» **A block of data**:
* * * * * * *
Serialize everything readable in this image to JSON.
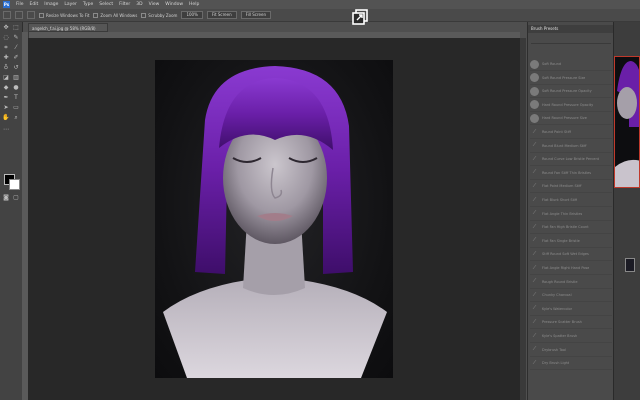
{
  "menu": {
    "logo": "Ps",
    "items": [
      "File",
      "Edit",
      "Image",
      "Layer",
      "Type",
      "Select",
      "Filter",
      "3D",
      "View",
      "Window",
      "Help"
    ]
  },
  "options": {
    "resize_windows": "Resize Windows To Fit",
    "zoom_all": "Zoom All Windows",
    "scrubby_zoom": "Scrubby Zoom",
    "zoom_pct": "100%",
    "fit_screen": "Fit Screen",
    "fill_screen": "Fill Screen"
  },
  "document": {
    "tab_title": "angelch_f.ai.jpg @ 58% (RGB/8)"
  },
  "panel": {
    "title": "Brush Presets",
    "brushes": [
      "Soft Round",
      "Soft Round Pressure Size",
      "Soft Round Pressure Opacity",
      "Hard Round Pressure Opacity",
      "Hard Round Pressure Size",
      "Round Point Stiff",
      "Round Blunt Medium Stiff",
      "Round Curve Low Bristle Percent",
      "Round Fan Stiff Thin Bristles",
      "Flat Point Medium Stiff",
      "Flat Blunt Short Stiff",
      "Flat Angle Thin Bristles",
      "Flat Fan High Bristle Count",
      "Flat Fan Single Bristle",
      "Stiff Round Soft Wet Edges",
      "Flat Angle Right Hand Pose",
      "Rough Round Bristle",
      "Chunky Charcoal",
      "Kyle's Watercolor",
      "Pressure Scatter Brush",
      "Kyle's Spatter Brush",
      "Drybrush Tool",
      "Dry Brush Light"
    ]
  },
  "colors": {
    "accent_purple": "#6a1fa8",
    "panel_bg": "#4a4a4a",
    "canvas_bg": "#282828",
    "nav_frame": "#c0392b"
  },
  "icons": {
    "center_overlay": "external-window-icon",
    "foreground": "foreground-color-swatch",
    "background": "background-color-swatch"
  }
}
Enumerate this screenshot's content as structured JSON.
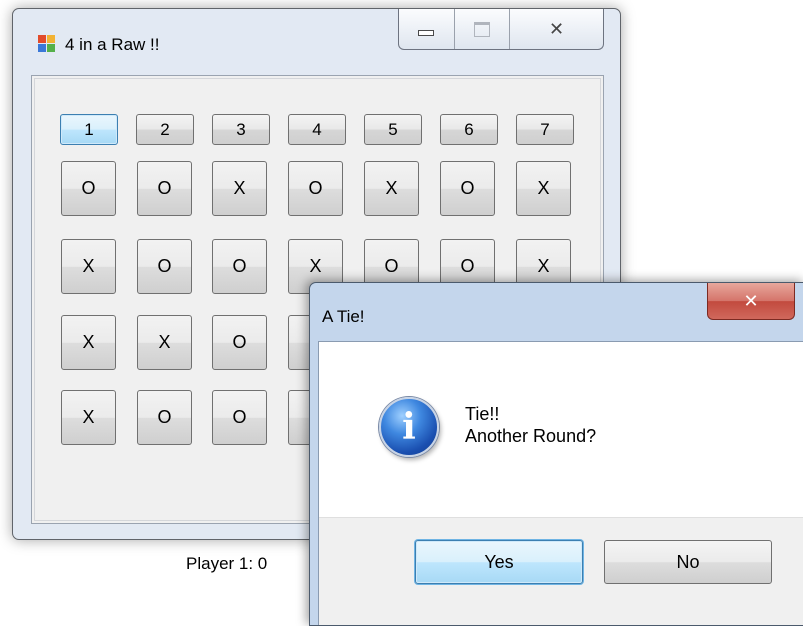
{
  "main_window": {
    "title": "4 in a Raw !!",
    "caption": {
      "minimize": "minimize-icon",
      "maximize": "maximize-icon",
      "close": "✕"
    },
    "column_buttons": [
      "1",
      "2",
      "3",
      "4",
      "5",
      "6",
      "7"
    ],
    "focused_column": 0,
    "grid": [
      [
        "O",
        "O",
        "X",
        "O",
        "X",
        "O",
        "X"
      ],
      [
        "X",
        "O",
        "O",
        "X",
        "O",
        "O",
        "X"
      ],
      [
        "X",
        "X",
        "O",
        "",
        "",
        "",
        ""
      ],
      [
        "X",
        "O",
        "O",
        "",
        "",
        "",
        ""
      ]
    ],
    "score_label": "Player 1: 0"
  },
  "dialog": {
    "title": "A Tie!",
    "close_glyph": "✕",
    "icon": "info-icon",
    "icon_glyph": "i",
    "message_line1": "Tie!!",
    "message_line2": "Another Round?",
    "yes_label": "Yes",
    "no_label": "No"
  },
  "colors": {
    "window_frame": "#e2e9f3",
    "dialog_frame": "#c4d6ec",
    "focus_border": "#3c7fb1",
    "close_red": "#c24a3e"
  }
}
* * * * * * *
» **Stated goal**: Using the data above, write out every line exactly, leaving the images behind.

» **Completed task**:
Serialize everything readable in this image to JSON.
{
  "menu": {
    "logo": "Ps",
    "items": [
      "File",
      "Edit",
      "Image",
      "Layer",
      "Type",
      "Select",
      "Filter",
      "3D",
      "View",
      "Window",
      "Help"
    ]
  },
  "options": {
    "resize_windows": "Resize Windows To Fit",
    "zoom_all": "Zoom All Windows",
    "scrubby_zoom": "Scrubby Zoom",
    "zoom_pct": "100%",
    "fit_screen": "Fit Screen",
    "fill_screen": "Fill Screen"
  },
  "document": {
    "tab_title": "angelch_f.ai.jpg @ 58% (RGB/8)"
  },
  "panel": {
    "title": "Brush Presets",
    "brushes": [
      "Soft Round",
      "Soft Round Pressure Size",
      "Soft Round Pressure Opacity",
      "Hard Round Pressure Opacity",
      "Hard Round Pressure Size",
      "Round Point Stiff",
      "Round Blunt Medium Stiff",
      "Round Curve Low Bristle Percent",
      "Round Fan Stiff Thin Bristles",
      "Flat Point Medium Stiff",
      "Flat Blunt Short Stiff",
      "Flat Angle Thin Bristles",
      "Flat Fan High Bristle Count",
      "Flat Fan Single Bristle",
      "Stiff Round Soft Wet Edges",
      "Flat Angle Right Hand Pose",
      "Rough Round Bristle",
      "Chunky Charcoal",
      "Kyle's Watercolor",
      "Pressure Scatter Brush",
      "Kyle's Spatter Brush",
      "Drybrush Tool",
      "Dry Brush Light"
    ]
  },
  "colors": {
    "accent_purple": "#6a1fa8",
    "panel_bg": "#4a4a4a",
    "canvas_bg": "#282828",
    "nav_frame": "#c0392b"
  },
  "icons": {
    "center_overlay": "external-window-icon",
    "foreground": "foreground-color-swatch",
    "background": "background-color-swatch"
  }
}
Enumerate this screenshot's content as structured JSON.
{
  "main_window": {
    "title": "4 in a Raw !!",
    "caption": {
      "minimize": "minimize-icon",
      "maximize": "maximize-icon",
      "close": "✕"
    },
    "column_buttons": [
      "1",
      "2",
      "3",
      "4",
      "5",
      "6",
      "7"
    ],
    "focused_column": 0,
    "grid": [
      [
        "O",
        "O",
        "X",
        "O",
        "X",
        "O",
        "X"
      ],
      [
        "X",
        "O",
        "O",
        "X",
        "O",
        "O",
        "X"
      ],
      [
        "X",
        "X",
        "O",
        "",
        "",
        "",
        ""
      ],
      [
        "X",
        "O",
        "O",
        "",
        "",
        "",
        ""
      ]
    ],
    "score_label": "Player 1: 0"
  },
  "dialog": {
    "title": "A Tie!",
    "close_glyph": "✕",
    "icon": "info-icon",
    "icon_glyph": "i",
    "message_line1": "Tie!!",
    "message_line2": "Another Round?",
    "yes_label": "Yes",
    "no_label": "No"
  },
  "colors": {
    "window_frame": "#e2e9f3",
    "dialog_frame": "#c4d6ec",
    "focus_border": "#3c7fb1",
    "close_red": "#c24a3e"
  }
}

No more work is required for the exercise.